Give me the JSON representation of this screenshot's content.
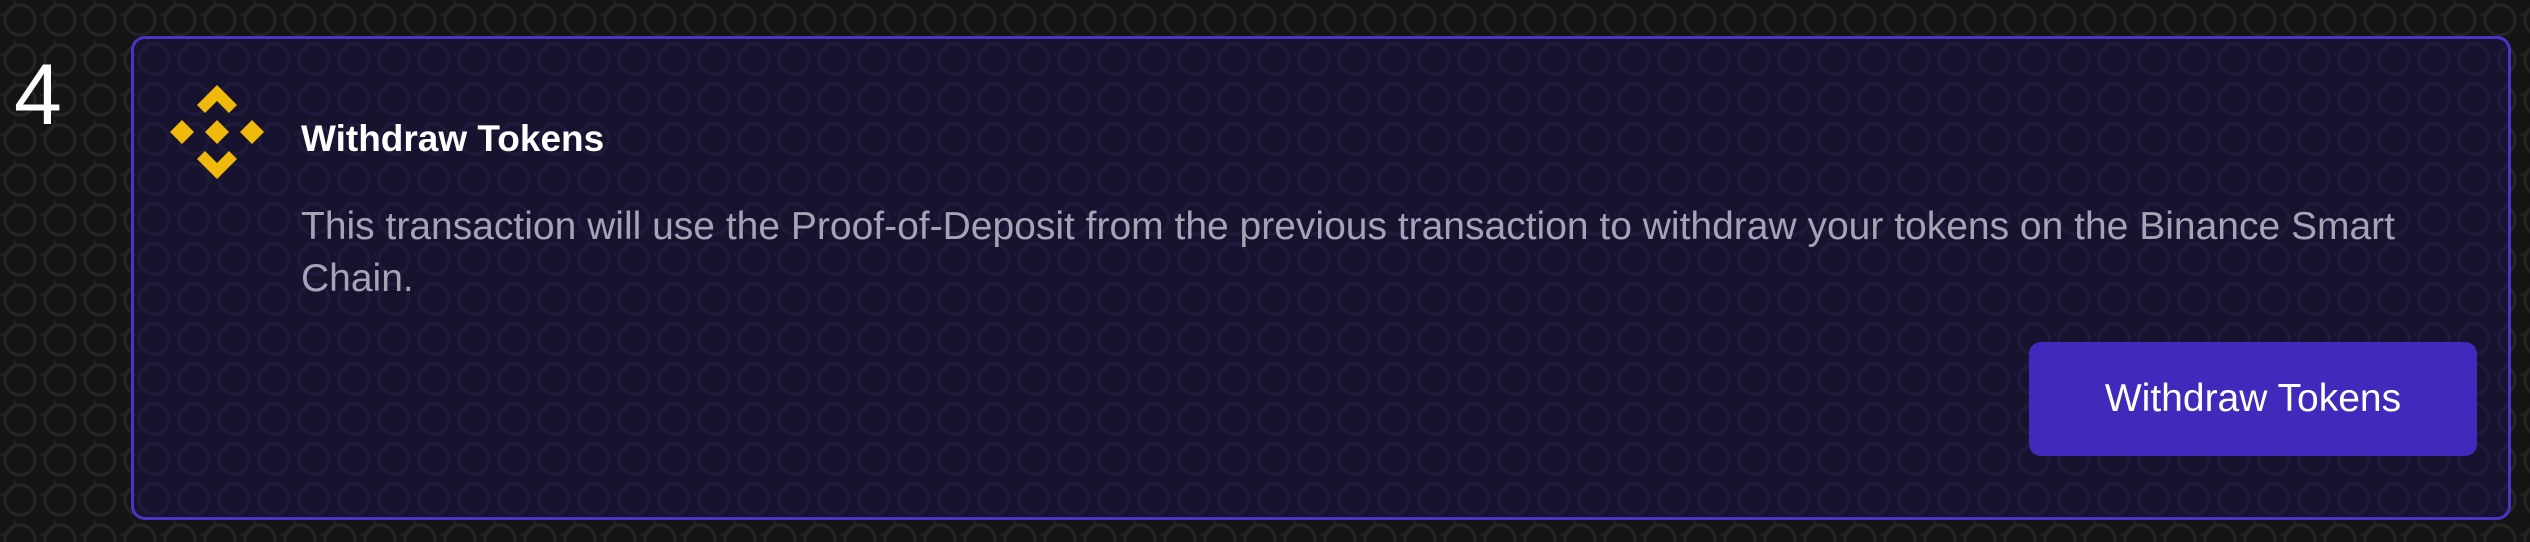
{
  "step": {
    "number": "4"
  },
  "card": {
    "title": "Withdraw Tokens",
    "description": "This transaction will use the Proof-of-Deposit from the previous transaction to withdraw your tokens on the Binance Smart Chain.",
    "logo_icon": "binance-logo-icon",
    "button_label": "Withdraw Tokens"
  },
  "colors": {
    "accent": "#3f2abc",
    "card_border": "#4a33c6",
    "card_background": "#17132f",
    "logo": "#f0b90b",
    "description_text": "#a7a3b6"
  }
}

□ □ □ □

DIRECTIVE: Pick out and copy the lines of the material that include the word "logo".

TASK ANSWER:
    "logo_icon": "binance-logo-icon",
    "logo": "#f0b90b",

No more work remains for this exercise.